### Record set:
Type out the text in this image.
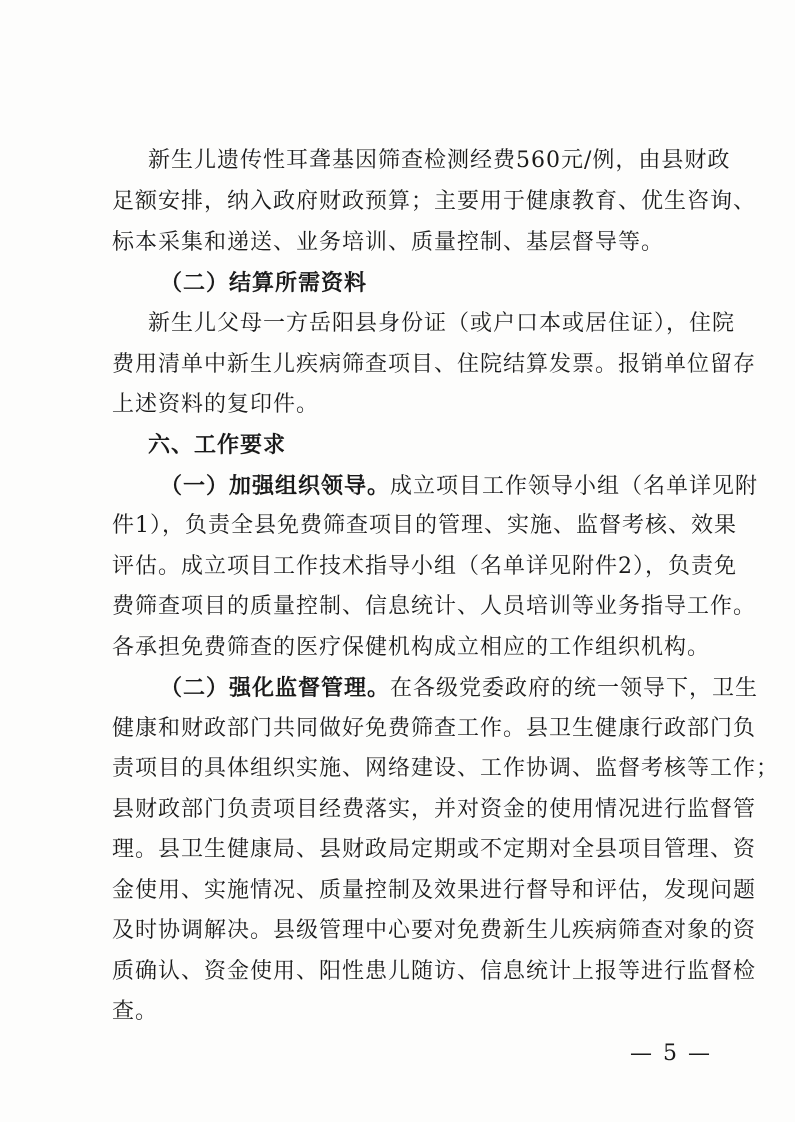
新生儿遗传性耳聋基因筛查检测经费560元/例，由县财政
足额安排，纳入政府财政预算；主要用于健康教育、优生咨询、
标本采集和递送、业务培训、质量控制、基层督导等。
（二）结算所需资料
新生儿父母一方岳阳县身份证（或户口本或居住证），住院
费用清单中新生儿疾病筛查项目、住院结算发票。报销单位留存
上述资料的复印件。
六、工作要求
（一）加强组织领导。成立项目工作领导小组（名单详见附
件1），负责全县免费筛查项目的管理、实施、监督考核、效果
评估。成立项目工作技术指导小组（名单详见附件2），负责免
费筛查项目的质量控制、信息统计、人员培训等业务指导工作。
各承担免费筛查的医疗保健机构成立相应的工作组织机构。
（二）强化监督管理。在各级党委政府的统一领导下，卫生
健康和财政部门共同做好免费筛查工作。县卫生健康行政部门负
责项目的具体组织实施、网络建设、工作协调、监督考核等工作；
县财政部门负责项目经费落实，并对资金的使用情况进行监督管
理。县卫生健康局、县财政局定期或不定期对全县项目管理、资
金使用、实施情况、质量控制及效果进行督导和评估，发现问题
及时协调解决。县级管理中心要对免费新生儿疾病筛查对象的资
质确认、资金使用、阳性患儿随访、信息统计上报等进行监督检
查。
— 5 —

### Objective:
Go through the entries above and print each one exactly, minus the pictures.

### Response for this exercise:
Type out the text in this image.
新生儿遗传性耳聋基因筛查检测经费560元/例，由县财政
足额安排，纳入政府财政预算；主要用于健康教育、优生咨询、
标本采集和递送、业务培训、质量控制、基层督导等。
（二）结算所需资料
新生儿父母一方岳阳县身份证（或户口本或居住证），住院
费用清单中新生儿疾病筛查项目、住院结算发票。报销单位留存
上述资料的复印件。
六、工作要求
（一）加强组织领导。成立项目工作领导小组（名单详见附
件1），负责全县免费筛查项目的管理、实施、监督考核、效果
评估。成立项目工作技术指导小组（名单详见附件2），负责免
费筛查项目的质量控制、信息统计、人员培训等业务指导工作。
各承担免费筛查的医疗保健机构成立相应的工作组织机构。
（二）强化监督管理。在各级党委政府的统一领导下，卫生
健康和财政部门共同做好免费筛查工作。县卫生健康行政部门负
责项目的具体组织实施、网络建设、工作协调、监督考核等工作；
县财政部门负责项目经费落实，并对资金的使用情况进行监督管
理。县卫生健康局、县财政局定期或不定期对全县项目管理、资
金使用、实施情况、质量控制及效果进行督导和评估，发现问题
及时协调解决。县级管理中心要对免费新生儿疾病筛查对象的资
质确认、资金使用、阳性患儿随访、信息统计上报等进行监督检
查。
— 5 —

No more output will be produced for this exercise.